Begin

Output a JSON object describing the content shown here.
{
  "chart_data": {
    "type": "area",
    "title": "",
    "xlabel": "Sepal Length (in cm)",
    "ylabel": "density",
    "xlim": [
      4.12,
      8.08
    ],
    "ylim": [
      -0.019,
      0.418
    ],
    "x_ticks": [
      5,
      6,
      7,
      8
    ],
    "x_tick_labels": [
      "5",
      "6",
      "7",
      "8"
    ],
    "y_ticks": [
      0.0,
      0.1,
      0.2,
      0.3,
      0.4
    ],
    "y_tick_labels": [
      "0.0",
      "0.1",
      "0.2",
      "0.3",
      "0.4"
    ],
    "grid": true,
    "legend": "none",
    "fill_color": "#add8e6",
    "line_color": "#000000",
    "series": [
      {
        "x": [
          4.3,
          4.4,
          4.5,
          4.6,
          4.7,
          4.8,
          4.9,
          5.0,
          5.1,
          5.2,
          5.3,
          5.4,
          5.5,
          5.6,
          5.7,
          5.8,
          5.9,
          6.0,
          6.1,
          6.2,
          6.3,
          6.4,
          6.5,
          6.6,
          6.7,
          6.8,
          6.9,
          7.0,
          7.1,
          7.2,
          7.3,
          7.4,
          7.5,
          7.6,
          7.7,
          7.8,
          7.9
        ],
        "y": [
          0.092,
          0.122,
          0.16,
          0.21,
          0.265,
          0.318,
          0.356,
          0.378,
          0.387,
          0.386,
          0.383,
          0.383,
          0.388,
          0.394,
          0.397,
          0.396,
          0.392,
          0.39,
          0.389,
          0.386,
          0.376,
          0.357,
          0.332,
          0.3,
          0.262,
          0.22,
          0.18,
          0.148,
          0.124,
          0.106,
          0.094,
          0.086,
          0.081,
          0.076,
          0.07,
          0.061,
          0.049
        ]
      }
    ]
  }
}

End
Begin

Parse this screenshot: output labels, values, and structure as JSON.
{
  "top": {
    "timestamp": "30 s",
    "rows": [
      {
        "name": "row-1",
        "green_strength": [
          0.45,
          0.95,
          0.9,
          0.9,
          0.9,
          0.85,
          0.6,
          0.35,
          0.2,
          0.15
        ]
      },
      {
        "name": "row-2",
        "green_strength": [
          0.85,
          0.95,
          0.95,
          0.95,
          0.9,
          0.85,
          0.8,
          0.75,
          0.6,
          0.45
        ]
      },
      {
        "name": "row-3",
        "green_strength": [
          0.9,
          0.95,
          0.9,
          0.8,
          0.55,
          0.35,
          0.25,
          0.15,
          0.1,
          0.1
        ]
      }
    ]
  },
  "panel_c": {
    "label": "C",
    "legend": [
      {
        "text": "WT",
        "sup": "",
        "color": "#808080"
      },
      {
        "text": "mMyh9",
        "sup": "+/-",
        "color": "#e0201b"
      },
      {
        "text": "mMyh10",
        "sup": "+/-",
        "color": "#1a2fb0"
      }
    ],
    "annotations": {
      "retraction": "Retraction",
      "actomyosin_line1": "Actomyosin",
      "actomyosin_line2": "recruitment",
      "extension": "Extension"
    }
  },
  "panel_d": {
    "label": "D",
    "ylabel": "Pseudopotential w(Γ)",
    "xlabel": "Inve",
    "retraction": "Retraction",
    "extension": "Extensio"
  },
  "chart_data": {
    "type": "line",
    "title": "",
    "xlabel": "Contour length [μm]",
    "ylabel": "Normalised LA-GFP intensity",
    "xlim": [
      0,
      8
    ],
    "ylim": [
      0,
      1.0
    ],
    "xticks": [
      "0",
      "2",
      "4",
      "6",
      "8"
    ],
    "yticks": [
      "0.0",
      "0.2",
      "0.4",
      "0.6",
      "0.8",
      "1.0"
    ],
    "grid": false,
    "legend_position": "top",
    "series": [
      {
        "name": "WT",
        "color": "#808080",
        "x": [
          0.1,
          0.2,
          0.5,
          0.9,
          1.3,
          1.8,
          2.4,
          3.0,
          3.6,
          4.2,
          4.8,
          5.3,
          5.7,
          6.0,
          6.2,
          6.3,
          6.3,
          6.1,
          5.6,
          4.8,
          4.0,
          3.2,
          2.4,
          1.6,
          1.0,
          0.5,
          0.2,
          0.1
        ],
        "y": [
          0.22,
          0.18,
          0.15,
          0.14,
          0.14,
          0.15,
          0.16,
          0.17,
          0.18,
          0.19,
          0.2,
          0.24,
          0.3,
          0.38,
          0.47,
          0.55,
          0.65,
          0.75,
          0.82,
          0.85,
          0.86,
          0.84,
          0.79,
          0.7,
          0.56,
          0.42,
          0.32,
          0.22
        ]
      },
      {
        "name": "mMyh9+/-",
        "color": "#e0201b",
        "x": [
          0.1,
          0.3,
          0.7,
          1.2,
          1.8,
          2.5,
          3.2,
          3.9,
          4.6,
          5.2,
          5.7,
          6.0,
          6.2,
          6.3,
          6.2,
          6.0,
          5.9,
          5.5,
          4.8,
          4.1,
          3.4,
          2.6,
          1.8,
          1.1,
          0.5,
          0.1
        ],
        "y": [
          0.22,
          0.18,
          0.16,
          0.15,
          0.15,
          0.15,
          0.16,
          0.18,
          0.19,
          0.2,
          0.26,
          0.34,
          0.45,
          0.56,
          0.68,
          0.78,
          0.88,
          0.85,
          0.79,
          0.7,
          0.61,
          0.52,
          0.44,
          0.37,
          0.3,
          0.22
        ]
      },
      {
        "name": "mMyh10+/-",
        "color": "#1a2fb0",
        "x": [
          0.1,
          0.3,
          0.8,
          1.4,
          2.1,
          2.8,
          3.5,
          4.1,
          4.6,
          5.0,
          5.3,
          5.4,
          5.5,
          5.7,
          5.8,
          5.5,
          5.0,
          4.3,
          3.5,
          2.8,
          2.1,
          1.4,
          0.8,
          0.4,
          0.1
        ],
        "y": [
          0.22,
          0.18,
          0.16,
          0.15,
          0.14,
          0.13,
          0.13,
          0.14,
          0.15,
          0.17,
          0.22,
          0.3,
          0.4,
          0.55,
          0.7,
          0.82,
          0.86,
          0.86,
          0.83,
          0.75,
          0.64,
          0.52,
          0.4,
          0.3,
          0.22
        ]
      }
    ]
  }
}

End

> [INSTRUCTIONS FOR THE TASK]: Show the lines that mention the word "JSON".

> [FINISHED TASK]:
Output a JSON object describing the content shown here.
Parse this screenshot: output labels, values, and structure as JSON.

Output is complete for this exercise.